- Texte cité:

9. En deuxième lieu, il ressort des stipulations de l'article 3 de la convention d'arbitrage définissant le domaine du litige soumis au tribunal arbitral que ce litige portait sur les sommes que le groupement d'entreprises estimait lui être dues et non sur celles que la collectivité territoriale de Martinique lui avait déjà versées pour l'exécution du marché public en litige. Par suite, cette dernière n'est pas fondée à soutenir que le tribunal arbitral n'aurait pas statué conformément à la mission qui lui avait été confiée en rejetant sa demande reconventionnelle, tendant au remboursement de sommes qu'elle avait déjà versées à ce groupement d'entreprises.
10. En troisième lieu, compte tenu de ce qui a été dit au point 4 sur le contrôle du Conseil d'Etat sur la régularité de la procédure d'arbitrage, le moyen tiré de ce que la sentence arbitrale serait irrégulière au motif qu'elle ne comporterait pas de dispositif est inopérant et ne peut, par suite, être utilement soulevé.
11. En quatrième lieu, contrairement à ce que soutient la requérante, il ne ressort ni de la sentence ni des pièces du dossier que le tribunal arbitral n'aurait pas statué en droit ou qu'il aurait tranché le litige en amiable compositeur en méconnaissance de l'interdiction fixée à cet égard par les stipulations de l'article 4 de la convention d'arbitrage.

- Données affichées:
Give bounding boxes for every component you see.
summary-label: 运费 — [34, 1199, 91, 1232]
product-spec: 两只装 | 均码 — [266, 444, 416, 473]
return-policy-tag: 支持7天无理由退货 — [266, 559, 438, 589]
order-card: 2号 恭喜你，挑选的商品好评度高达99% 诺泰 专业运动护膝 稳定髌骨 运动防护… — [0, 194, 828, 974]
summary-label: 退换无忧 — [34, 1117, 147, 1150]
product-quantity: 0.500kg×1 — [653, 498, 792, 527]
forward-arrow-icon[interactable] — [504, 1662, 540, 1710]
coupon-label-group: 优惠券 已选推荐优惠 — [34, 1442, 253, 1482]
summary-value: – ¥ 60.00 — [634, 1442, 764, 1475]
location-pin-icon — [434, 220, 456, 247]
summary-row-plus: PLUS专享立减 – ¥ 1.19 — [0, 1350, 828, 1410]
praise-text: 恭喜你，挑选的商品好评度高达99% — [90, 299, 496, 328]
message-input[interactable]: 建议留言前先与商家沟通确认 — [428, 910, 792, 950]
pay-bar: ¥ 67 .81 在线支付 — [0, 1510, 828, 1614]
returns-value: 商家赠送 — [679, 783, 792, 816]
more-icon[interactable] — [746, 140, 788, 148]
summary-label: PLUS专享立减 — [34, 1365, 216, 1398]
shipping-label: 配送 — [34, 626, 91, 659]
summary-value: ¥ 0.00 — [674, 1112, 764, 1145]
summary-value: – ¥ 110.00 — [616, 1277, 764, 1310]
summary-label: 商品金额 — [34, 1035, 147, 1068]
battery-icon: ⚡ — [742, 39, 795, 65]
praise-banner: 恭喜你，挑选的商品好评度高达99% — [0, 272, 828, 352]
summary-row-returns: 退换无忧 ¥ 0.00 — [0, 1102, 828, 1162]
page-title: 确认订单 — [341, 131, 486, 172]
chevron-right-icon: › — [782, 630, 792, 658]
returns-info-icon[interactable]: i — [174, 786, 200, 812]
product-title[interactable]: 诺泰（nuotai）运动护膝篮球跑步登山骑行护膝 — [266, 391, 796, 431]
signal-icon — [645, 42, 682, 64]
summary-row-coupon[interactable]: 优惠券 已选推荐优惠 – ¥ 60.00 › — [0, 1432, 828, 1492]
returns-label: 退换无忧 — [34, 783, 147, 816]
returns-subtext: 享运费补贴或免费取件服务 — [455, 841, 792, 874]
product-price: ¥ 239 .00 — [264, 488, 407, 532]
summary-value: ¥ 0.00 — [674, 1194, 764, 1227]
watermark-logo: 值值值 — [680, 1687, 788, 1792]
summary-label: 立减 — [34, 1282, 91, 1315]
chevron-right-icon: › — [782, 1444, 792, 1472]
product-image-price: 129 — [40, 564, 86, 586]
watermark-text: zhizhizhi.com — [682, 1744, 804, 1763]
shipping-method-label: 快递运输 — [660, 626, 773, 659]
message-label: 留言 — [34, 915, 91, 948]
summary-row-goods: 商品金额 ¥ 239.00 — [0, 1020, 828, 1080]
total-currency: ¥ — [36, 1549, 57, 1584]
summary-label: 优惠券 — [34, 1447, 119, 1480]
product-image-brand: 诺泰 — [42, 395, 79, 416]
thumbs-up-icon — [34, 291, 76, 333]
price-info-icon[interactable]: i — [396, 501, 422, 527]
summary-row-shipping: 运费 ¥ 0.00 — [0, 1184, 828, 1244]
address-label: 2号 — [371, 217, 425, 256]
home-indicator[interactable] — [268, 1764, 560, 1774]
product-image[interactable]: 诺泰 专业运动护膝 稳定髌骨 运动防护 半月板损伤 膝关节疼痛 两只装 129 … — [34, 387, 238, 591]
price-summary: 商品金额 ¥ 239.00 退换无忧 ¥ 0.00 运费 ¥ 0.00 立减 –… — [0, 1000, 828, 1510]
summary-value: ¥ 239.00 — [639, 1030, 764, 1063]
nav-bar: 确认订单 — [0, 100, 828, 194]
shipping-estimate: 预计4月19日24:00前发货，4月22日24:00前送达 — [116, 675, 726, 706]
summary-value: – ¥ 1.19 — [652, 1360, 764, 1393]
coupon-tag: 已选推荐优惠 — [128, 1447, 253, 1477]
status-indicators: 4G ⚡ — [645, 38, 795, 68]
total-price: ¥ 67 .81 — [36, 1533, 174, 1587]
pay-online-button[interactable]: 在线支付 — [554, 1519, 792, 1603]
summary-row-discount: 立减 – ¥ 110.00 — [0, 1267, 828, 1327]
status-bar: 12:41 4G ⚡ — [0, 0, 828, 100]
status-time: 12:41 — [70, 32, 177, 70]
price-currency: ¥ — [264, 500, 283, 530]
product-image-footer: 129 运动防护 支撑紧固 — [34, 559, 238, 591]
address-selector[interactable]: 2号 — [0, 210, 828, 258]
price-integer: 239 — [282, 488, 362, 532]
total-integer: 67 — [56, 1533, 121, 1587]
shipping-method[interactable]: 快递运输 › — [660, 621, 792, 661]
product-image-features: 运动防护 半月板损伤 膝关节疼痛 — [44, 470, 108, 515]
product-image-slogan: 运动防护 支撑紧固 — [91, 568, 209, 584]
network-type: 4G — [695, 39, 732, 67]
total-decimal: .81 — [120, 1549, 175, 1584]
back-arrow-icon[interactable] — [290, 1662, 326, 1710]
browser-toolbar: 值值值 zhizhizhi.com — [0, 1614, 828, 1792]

- Travail à faire:
A. Pouvez-vous résumer en deux phrases l'extrait sur la sentence arbitrale ?
B. Donnez la suite de l'extrait sur la sentence arbitrale, à partir de sa dernière phrase.
Les lignes ne jouent ici aucun rôle.

- Les réponses:
A. Le litige soumis au tribunal arbitral portait sur les sommes que le groupement d'entreprises estimait lui être dues, et non sur celles déjà versées par la collectivité territoriale de Martinique, si bien qu'en rejetant la demande reconventionnelle de remboursement, le tribunal n'a pas méconnu sa mission. Le moyen tiré de l'absence de dispositif dans la sentence est inopérant, et rien n'établit que le tribunal arbitral n'aurait pas statué en droit ou qu'il aurait tranché en amiable compositeur.

B.
12. En dernier lieu, si, à propos de sa demande tendant à l'indemnisation de frais généraux supplémentaires à la suite du retard pris dans l'exécution du marché, le tribunal arbitral a relevé que la société Satrap n'avait " pas fait tous les efforts souhaitables pour établir la réalité de ce chef de préjudice ", ainsi que le relève la requérante, il a pour autant considéré que " les éléments chiffrés produits par la Satrap et résultant des données du marché sont de nature à pouvoir apprécier le déficit de couverture de ses frais généraux ". Dès lors, la collectivité requérante n'est pas fondée à soutenir que la sentence arbitrale attaquée, qui la condamne à verser à la société Satrap la somme de 428 782 euros hors taxes au titre de la perte de couverture de ses frais généraux, la contraindrait à consentir une libéralité en méconnaissance de la règle d'ordre public l'interdisant, rappelée au point 4.
13. Il résulte de tout ce qui précède que la collectivité territoriale de Martinique n'est pas fondée à demander l'annulation de la sentence arbitrale qu'elle attaque.
Sur les frais liés au litige :
14. Les dispositions de l'article L. 761-1 du code de justice administrative font obstacle à ce qu'une somme soit mise à ce titre à la charge de la société Colas Martinique et de Me Bès, agissant en qualité de liquidateur judiciaire de la société Satrap, qui ne sont pas, dans la présente instance, les parties perdantes. Il y a lieu, dans les circonstances de l'espèce, de mettre à la charge de la collectivité territoriale de Martinique le versement à la société Colas Martinique et à Me Bès, agissant en qualité de liquidateur judiciaire de la société Satrap, de la somme de 3 000 euros, chacun, au titre des mêmes dispositions.
D E C I D E :
--------------
Article 1er : La requête de la collectivité territoriale de Martinique est rejetée.
Article 2 : La collectivité territoriale de Martinique versera à la société Colas Martinique, d'une part, et à Me Bès, agissant en qualité de liquidateur judiciaire de la société Satrap, d'autre part, une somme de 3 000 euros, chacun, au titre de l'article L. 761 1 du code de justice administrative.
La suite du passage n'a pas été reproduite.